::: Information supplied :::
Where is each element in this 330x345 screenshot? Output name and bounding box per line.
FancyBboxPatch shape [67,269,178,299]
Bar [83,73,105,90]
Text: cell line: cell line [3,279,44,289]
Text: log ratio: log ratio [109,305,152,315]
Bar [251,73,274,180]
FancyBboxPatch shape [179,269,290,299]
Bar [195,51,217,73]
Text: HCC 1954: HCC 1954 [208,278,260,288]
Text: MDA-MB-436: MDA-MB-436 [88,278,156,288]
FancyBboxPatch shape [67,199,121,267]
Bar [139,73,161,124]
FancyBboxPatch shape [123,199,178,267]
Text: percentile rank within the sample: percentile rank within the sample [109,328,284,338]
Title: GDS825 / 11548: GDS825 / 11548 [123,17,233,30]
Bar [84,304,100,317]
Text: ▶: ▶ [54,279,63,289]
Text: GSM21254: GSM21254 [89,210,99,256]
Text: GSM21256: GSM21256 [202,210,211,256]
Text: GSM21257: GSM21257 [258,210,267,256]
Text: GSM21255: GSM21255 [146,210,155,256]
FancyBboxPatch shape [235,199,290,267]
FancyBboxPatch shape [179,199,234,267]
:::
::: Information supplied :::
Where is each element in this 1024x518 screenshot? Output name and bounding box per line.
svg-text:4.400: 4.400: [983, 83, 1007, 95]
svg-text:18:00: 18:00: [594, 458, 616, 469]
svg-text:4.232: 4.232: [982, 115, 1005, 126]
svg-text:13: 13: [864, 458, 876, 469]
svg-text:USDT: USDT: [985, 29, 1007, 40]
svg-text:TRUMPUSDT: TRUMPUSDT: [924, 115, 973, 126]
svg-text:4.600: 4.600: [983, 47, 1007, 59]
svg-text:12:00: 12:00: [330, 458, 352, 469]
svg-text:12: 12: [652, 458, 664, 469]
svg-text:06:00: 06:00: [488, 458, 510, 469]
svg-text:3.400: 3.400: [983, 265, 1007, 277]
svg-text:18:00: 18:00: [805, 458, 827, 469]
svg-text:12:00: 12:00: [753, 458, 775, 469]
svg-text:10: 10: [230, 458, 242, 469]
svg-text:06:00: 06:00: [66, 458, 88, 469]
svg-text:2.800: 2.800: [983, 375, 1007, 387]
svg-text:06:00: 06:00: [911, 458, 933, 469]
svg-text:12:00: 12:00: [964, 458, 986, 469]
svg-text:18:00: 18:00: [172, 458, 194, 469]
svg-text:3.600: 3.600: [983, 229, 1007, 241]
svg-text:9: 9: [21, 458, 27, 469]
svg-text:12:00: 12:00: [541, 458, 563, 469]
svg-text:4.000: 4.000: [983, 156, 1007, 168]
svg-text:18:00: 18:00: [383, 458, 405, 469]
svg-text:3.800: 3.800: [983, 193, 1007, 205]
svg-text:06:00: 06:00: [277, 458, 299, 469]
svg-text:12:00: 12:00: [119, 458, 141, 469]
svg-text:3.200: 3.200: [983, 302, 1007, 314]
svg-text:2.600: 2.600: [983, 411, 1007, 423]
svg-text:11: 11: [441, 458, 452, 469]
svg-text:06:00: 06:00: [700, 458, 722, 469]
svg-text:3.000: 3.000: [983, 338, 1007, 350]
:::
::: Information supplied :::
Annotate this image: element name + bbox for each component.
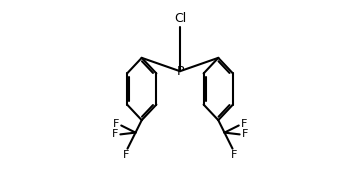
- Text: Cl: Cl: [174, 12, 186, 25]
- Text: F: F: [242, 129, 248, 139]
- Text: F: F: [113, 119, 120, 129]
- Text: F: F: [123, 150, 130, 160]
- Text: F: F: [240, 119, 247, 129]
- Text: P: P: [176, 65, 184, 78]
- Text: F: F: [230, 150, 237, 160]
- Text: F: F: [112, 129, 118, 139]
:::
Return the listing lines character for character, starting with the line that contains "Annotate this image: element" and going on through the line that contains "- Text: F: F: [112, 129, 118, 139]". Leave any pictures out of your answer.

Annotate this image: element name + bbox for each component.
- Text: Cl: Cl: [174, 12, 186, 25]
- Text: F: F: [242, 129, 248, 139]
- Text: F: F: [113, 119, 120, 129]
- Text: F: F: [123, 150, 130, 160]
- Text: F: F: [240, 119, 247, 129]
- Text: P: P: [176, 65, 184, 78]
- Text: F: F: [230, 150, 237, 160]
- Text: F: F: [112, 129, 118, 139]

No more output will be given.